(Data entries)
* * * * * * * * *
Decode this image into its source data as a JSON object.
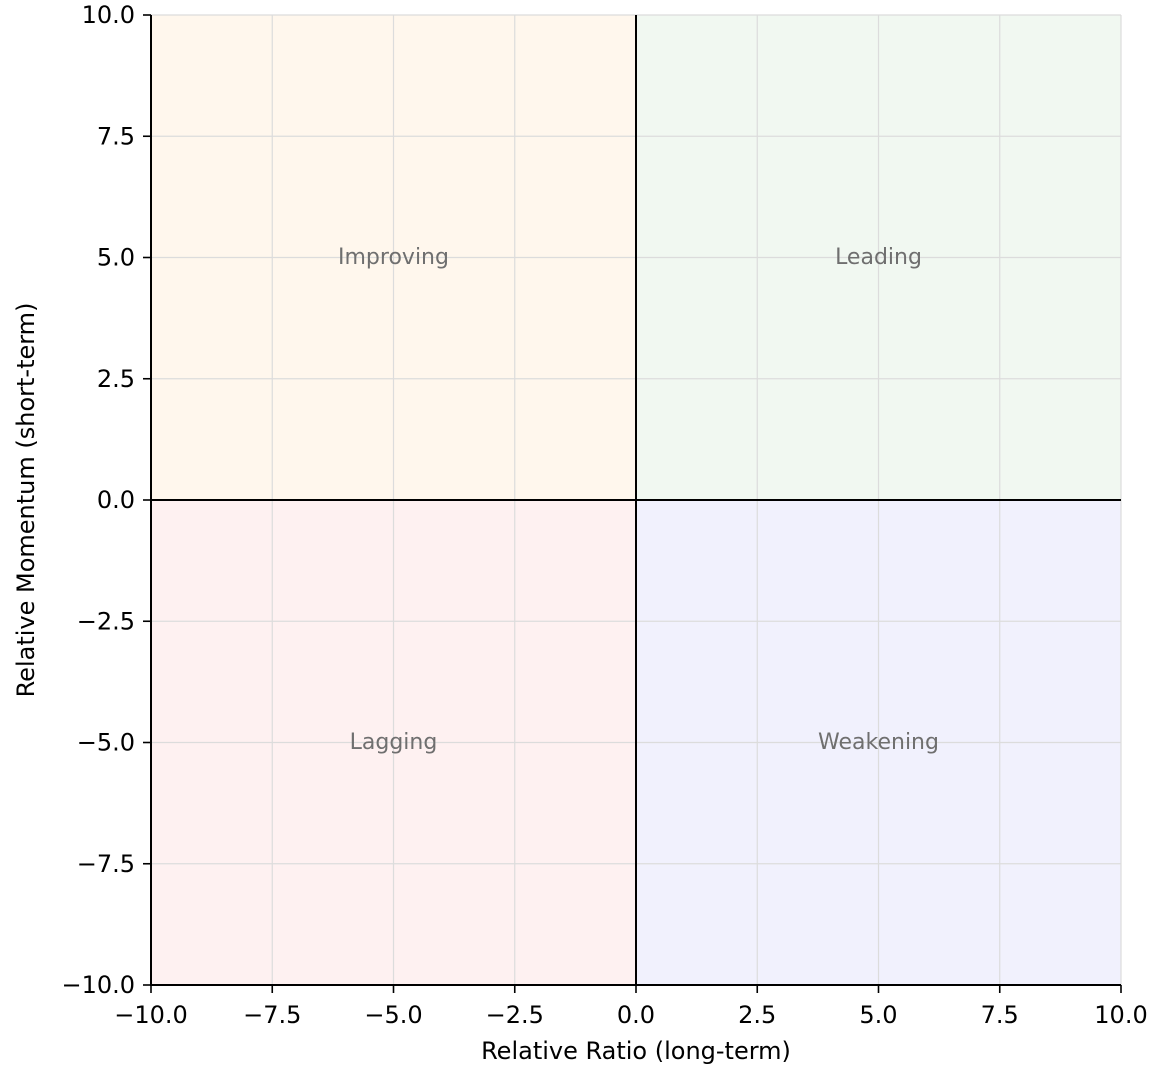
{
  "chart_data": {
    "type": "scatter",
    "title": "",
    "xlabel": "Relative Ratio (long-term)",
    "ylabel": "Relative Momentum (short-term)",
    "xlim": [
      -10,
      10
    ],
    "ylim": [
      -10,
      10
    ],
    "grid": true,
    "x_ticks": [
      -10,
      -7.5,
      -5,
      -2.5,
      0,
      2.5,
      5,
      7.5,
      10
    ],
    "y_ticks": [
      -10,
      -7.5,
      -5,
      -2.5,
      0,
      2.5,
      5,
      7.5,
      10
    ],
    "x_tick_labels": [
      "−10.0",
      "−7.5",
      "−5.0",
      "−2.5",
      "0.0",
      "2.5",
      "5.0",
      "7.5",
      "10.0"
    ],
    "y_tick_labels": [
      "−10.0",
      "−7.5",
      "−5.0",
      "−2.5",
      "0.0",
      "2.5",
      "5.0",
      "7.5",
      "10.0"
    ],
    "reference_lines": {
      "x": 0,
      "y": 0
    },
    "quadrants": [
      {
        "name": "Improving",
        "x_range": [
          -10,
          0
        ],
        "y_range": [
          0,
          10
        ],
        "label_at": [
          -5,
          5
        ],
        "color": "#fff7ed"
      },
      {
        "name": "Leading",
        "x_range": [
          0,
          10
        ],
        "y_range": [
          0,
          10
        ],
        "label_at": [
          5,
          5
        ],
        "color": "#f1f8f1"
      },
      {
        "name": "Lagging",
        "x_range": [
          -10,
          0
        ],
        "y_range": [
          -10,
          0
        ],
        "label_at": [
          -5,
          -5
        ],
        "color": "#fef1f1"
      },
      {
        "name": "Weakening",
        "x_range": [
          0,
          10
        ],
        "y_range": [
          -10,
          0
        ],
        "label_at": [
          5,
          -5
        ],
        "color": "#f1f1fd"
      }
    ],
    "series": []
  }
}
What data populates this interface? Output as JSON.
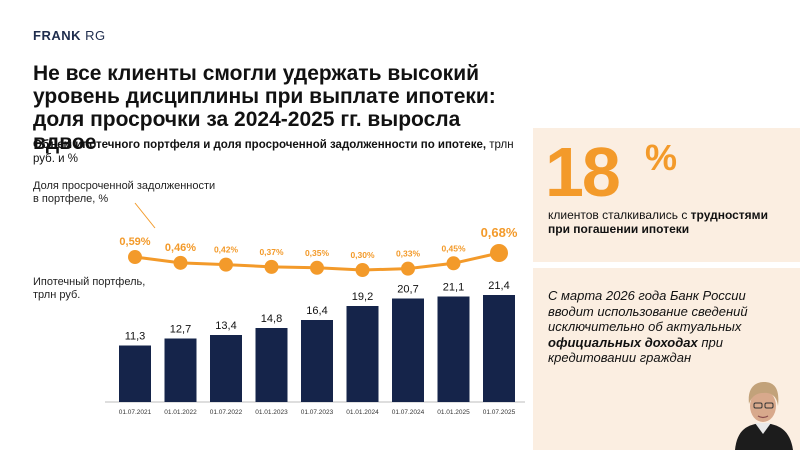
{
  "logo": {
    "brand": "FRANK",
    "suffix": "RG"
  },
  "title": "Не все клиенты смогли удержать высокий уровень дисциплины при выплате ипотеки: доля просрочки за 2024-2025 гг. выросла вдвое",
  "subtitle": {
    "bold": "Объем ипотечного портфеля и доля просроченной задолженности по ипотеке,",
    "normal": " трлн руб. и %"
  },
  "labels": {
    "rate_line1": "Доля просроченной задолженности",
    "rate_line2": "в портфеле, %",
    "portfolio_line1": "Ипотечный портфель,",
    "portfolio_line2": "трлн руб."
  },
  "stat": {
    "number": "18",
    "percent_sign": "%",
    "text_normal": "клиентов сталкивались с ",
    "text_bold": "трудностями при погашении ипотеки"
  },
  "quote": {
    "part1": "С марта 2026 года Банк России вводит использование сведений исключительно об актуальных ",
    "bold": "официальных доходах",
    "part2": " при кредитовании граждан"
  },
  "colors": {
    "accent": "#f39a2a",
    "bar": "#15244a",
    "panel": "#fbeee1"
  },
  "chart_data": [
    {
      "type": "bar",
      "title": "Ипотечный портфель, трлн руб.",
      "categories": [
        "01.07.2021",
        "01.01.2022",
        "01.07.2022",
        "01.01.2023",
        "01.07.2023",
        "01.01.2024",
        "01.07.2024",
        "01.01.2025",
        "01.07.2025"
      ],
      "values": [
        11.3,
        12.7,
        13.4,
        14.8,
        16.4,
        19.2,
        20.7,
        21.1,
        21.4
      ],
      "value_labels": [
        "11,3",
        "12,7",
        "13,4",
        "14,8",
        "16,4",
        "19,2",
        "20,7",
        "21,1",
        "21,4"
      ],
      "ylim": [
        0,
        22
      ]
    },
    {
      "type": "line",
      "title": "Доля просроченной задолженности в портфеле, %",
      "categories": [
        "01.07.2021",
        "01.01.2022",
        "01.07.2022",
        "01.01.2023",
        "01.07.2023",
        "01.01.2024",
        "01.07.2024",
        "01.01.2025",
        "01.07.2025"
      ],
      "values": [
        0.59,
        0.46,
        0.42,
        0.37,
        0.35,
        0.3,
        0.33,
        0.45,
        0.68
      ],
      "value_labels": [
        "0,59%",
        "0,46%",
        "0,42%",
        "0,37%",
        "0,35%",
        "0,30%",
        "0,33%",
        "0,45%",
        "0,68%"
      ],
      "ylim": [
        0.3,
        0.68
      ]
    }
  ]
}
* * * * * * * * *
**Required task:** Copy all of the entries verbatim, leaving out any pictures they contain.

**Task result:**
Decode this image into its source data as a JSON object.
{
  "chart_data": {
    "type": "scatter",
    "title": "",
    "xlabel": "Relative Ratio (long-term)",
    "ylabel": "Relative Momentum (short-term)",
    "xlim": [
      -10,
      10
    ],
    "ylim": [
      -10,
      10
    ],
    "grid": true,
    "x_ticks": [
      -10,
      -7.5,
      -5,
      -2.5,
      0,
      2.5,
      5,
      7.5,
      10
    ],
    "y_ticks": [
      -10,
      -7.5,
      -5,
      -2.5,
      0,
      2.5,
      5,
      7.5,
      10
    ],
    "x_tick_labels": [
      "−10.0",
      "−7.5",
      "−5.0",
      "−2.5",
      "0.0",
      "2.5",
      "5.0",
      "7.5",
      "10.0"
    ],
    "y_tick_labels": [
      "−10.0",
      "−7.5",
      "−5.0",
      "−2.5",
      "0.0",
      "2.5",
      "5.0",
      "7.5",
      "10.0"
    ],
    "reference_lines": {
      "x": 0,
      "y": 0
    },
    "quadrants": [
      {
        "name": "Improving",
        "x_range": [
          -10,
          0
        ],
        "y_range": [
          0,
          10
        ],
        "label_at": [
          -5,
          5
        ],
        "color": "#fff7ed"
      },
      {
        "name": "Leading",
        "x_range": [
          0,
          10
        ],
        "y_range": [
          0,
          10
        ],
        "label_at": [
          5,
          5
        ],
        "color": "#f1f8f1"
      },
      {
        "name": "Lagging",
        "x_range": [
          -10,
          0
        ],
        "y_range": [
          -10,
          0
        ],
        "label_at": [
          -5,
          -5
        ],
        "color": "#fef1f1"
      },
      {
        "name": "Weakening",
        "x_range": [
          0,
          10
        ],
        "y_range": [
          -10,
          0
        ],
        "label_at": [
          5,
          -5
        ],
        "color": "#f1f1fd"
      }
    ],
    "series": []
  }
}
What data populates this interface? Output as JSON.
{
  "logo": {
    "brand": "FRANK",
    "suffix": "RG"
  },
  "title": "Не все клиенты смогли удержать высокий уровень дисциплины при выплате ипотеки: доля просрочки за 2024-2025 гг. выросла вдвое",
  "subtitle": {
    "bold": "Объем ипотечного портфеля и доля просроченной задолженности по ипотеке,",
    "normal": " трлн руб. и %"
  },
  "labels": {
    "rate_line1": "Доля просроченной задолженности",
    "rate_line2": "в портфеле, %",
    "portfolio_line1": "Ипотечный портфель,",
    "portfolio_line2": "трлн руб."
  },
  "stat": {
    "number": "18",
    "percent_sign": "%",
    "text_normal": "клиентов сталкивались с ",
    "text_bold": "трудностями при погашении ипотеки"
  },
  "quote": {
    "part1": "С марта 2026 года Банк России вводит использование сведений исключительно об актуальных ",
    "bold": "официальных доходах",
    "part2": " при кредитовании граждан"
  },
  "colors": {
    "accent": "#f39a2a",
    "bar": "#15244a",
    "panel": "#fbeee1"
  },
  "chart_data": [
    {
      "type": "bar",
      "title": "Ипотечный портфель, трлн руб.",
      "categories": [
        "01.07.2021",
        "01.01.2022",
        "01.07.2022",
        "01.01.2023",
        "01.07.2023",
        "01.01.2024",
        "01.07.2024",
        "01.01.2025",
        "01.07.2025"
      ],
      "values": [
        11.3,
        12.7,
        13.4,
        14.8,
        16.4,
        19.2,
        20.7,
        21.1,
        21.4
      ],
      "value_labels": [
        "11,3",
        "12,7",
        "13,4",
        "14,8",
        "16,4",
        "19,2",
        "20,7",
        "21,1",
        "21,4"
      ],
      "ylim": [
        0,
        22
      ]
    },
    {
      "type": "line",
      "title": "Доля просроченной задолженности в портфеле, %",
      "categories": [
        "01.07.2021",
        "01.01.2022",
        "01.07.2022",
        "01.01.2023",
        "01.07.2023",
        "01.01.2024",
        "01.07.2024",
        "01.01.2025",
        "01.07.2025"
      ],
      "values": [
        0.59,
        0.46,
        0.42,
        0.37,
        0.35,
        0.3,
        0.33,
        0.45,
        0.68
      ],
      "value_labels": [
        "0,59%",
        "0,46%",
        "0,42%",
        "0,37%",
        "0,35%",
        "0,30%",
        "0,33%",
        "0,45%",
        "0,68%"
      ],
      "ylim": [
        0.3,
        0.68
      ]
    }
  ]
}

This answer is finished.